* GIVEN TEXT *
“We’ll get you figured out.”
This is a phrase I’ve heard quite often over the last of a year and a half. I used to believe it was true. I used to put so much faith into that one sentence. I used to think that my issues were so simple; nothing a medication or two couldn’t solve. After a while though, days turned into a few months, a few months turned into several, and now here were are, over a year later and I’m still not fully “figured out.” More of the puzzle has been determined, but I still don’t have all of the missing pieces and at times, it’s so discouraging.
I was in the ER yesterday. I almost made it two whole months without an emergency visit, which would have been a record for me. Sounds silly, but it was really important to me to not end up in the ER for the rest of the year. *sigh* Oh well.

* ENTRIES PROVIDED *
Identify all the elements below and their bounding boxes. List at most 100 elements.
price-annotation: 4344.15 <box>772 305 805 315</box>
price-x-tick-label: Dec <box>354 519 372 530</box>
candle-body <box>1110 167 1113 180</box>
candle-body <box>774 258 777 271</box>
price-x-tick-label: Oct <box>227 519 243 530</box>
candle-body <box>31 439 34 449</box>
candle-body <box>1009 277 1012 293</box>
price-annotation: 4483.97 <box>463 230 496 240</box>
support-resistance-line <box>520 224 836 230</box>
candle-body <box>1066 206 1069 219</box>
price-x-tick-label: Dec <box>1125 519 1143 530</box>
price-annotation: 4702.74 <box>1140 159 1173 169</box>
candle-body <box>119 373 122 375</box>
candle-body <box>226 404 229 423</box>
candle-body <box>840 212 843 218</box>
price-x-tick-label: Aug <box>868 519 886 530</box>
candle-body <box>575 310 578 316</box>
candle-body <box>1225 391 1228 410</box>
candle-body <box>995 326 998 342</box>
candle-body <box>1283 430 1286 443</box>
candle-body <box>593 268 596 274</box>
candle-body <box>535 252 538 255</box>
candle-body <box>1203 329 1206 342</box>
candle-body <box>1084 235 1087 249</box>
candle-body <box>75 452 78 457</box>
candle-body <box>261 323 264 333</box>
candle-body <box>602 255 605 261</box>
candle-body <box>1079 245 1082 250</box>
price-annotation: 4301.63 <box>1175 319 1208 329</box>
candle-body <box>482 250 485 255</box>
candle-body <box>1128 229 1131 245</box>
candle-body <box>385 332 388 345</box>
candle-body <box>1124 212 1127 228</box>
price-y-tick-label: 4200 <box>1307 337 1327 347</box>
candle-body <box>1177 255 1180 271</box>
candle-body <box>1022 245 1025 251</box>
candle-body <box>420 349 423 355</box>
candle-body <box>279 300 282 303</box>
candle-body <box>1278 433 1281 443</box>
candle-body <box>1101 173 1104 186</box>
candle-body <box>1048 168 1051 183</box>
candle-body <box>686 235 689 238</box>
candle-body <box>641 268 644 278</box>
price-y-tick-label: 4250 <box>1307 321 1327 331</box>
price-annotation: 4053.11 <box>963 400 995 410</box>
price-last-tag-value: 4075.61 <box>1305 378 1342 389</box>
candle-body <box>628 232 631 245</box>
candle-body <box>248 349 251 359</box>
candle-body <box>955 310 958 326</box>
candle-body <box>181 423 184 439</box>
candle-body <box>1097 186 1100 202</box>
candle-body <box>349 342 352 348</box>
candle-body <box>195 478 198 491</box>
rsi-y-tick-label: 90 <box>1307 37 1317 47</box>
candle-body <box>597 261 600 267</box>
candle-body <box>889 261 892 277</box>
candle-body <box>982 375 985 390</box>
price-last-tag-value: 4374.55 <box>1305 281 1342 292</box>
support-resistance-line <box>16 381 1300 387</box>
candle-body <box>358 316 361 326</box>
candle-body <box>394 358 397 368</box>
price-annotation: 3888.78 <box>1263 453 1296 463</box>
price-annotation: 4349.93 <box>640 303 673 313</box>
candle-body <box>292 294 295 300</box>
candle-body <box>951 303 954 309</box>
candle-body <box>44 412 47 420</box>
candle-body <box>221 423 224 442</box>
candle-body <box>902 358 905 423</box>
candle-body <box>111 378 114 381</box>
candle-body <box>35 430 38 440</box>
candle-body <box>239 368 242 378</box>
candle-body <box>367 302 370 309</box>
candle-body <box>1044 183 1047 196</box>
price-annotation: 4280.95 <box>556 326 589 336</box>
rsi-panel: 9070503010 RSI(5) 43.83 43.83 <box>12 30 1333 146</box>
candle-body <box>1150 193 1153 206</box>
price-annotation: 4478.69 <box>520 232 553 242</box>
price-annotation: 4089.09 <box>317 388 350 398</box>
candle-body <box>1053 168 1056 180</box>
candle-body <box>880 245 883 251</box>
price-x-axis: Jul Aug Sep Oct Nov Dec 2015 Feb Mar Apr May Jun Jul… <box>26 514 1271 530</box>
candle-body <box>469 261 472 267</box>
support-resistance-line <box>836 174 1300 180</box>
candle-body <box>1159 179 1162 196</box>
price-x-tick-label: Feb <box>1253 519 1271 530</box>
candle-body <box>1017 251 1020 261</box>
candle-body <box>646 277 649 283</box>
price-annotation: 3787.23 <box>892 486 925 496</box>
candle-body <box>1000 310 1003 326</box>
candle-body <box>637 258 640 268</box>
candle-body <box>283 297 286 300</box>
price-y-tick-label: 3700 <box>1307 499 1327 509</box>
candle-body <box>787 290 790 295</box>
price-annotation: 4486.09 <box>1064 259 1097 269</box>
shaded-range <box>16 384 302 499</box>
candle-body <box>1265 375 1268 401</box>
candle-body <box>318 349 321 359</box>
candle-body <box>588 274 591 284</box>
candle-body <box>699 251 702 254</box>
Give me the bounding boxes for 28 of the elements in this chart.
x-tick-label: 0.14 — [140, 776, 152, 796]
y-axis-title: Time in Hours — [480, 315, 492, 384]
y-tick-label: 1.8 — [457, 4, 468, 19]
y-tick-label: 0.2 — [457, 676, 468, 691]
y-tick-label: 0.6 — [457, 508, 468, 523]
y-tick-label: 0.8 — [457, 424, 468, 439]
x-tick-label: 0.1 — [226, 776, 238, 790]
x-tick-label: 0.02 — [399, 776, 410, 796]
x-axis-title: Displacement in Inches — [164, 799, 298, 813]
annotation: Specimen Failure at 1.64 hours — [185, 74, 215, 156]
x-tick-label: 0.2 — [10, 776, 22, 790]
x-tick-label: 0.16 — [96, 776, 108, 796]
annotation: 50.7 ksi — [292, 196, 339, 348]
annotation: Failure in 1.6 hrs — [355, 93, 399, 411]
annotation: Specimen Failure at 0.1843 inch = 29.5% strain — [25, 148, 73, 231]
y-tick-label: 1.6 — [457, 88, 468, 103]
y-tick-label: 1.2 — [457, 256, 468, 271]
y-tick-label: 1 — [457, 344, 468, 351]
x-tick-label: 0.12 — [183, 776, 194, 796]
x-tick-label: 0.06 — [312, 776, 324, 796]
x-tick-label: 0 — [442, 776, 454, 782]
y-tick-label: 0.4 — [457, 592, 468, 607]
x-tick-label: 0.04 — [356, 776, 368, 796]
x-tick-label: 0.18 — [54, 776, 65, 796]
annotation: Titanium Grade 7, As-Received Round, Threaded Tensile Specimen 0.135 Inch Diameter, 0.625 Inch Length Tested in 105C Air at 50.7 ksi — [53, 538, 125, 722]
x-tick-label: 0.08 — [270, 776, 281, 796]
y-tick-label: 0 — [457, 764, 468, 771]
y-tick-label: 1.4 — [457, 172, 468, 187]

* WHAT IS REQUIRED *
Transcribe the post word for word, starting at "This is a phrase" and ending at "it’s so discouraging.". The rows have nothing to do with the post.

* RESULT FOR THIS TASK *
This is a phrase I’ve heard quite often over the last of a year and a half. I used to believe it was true. I used to put so much faith into that one sentence. I used to think that my issues were so simple; nothing a medication or two couldn’t solve. After a while though, days turned into a few months, a few months turned into several, and now here were are, over a year later and I’m still not fully “figured out.” More of the puzzle has been determined, but I still don’t have all of the missing pieces and at times, it’s so discouraging.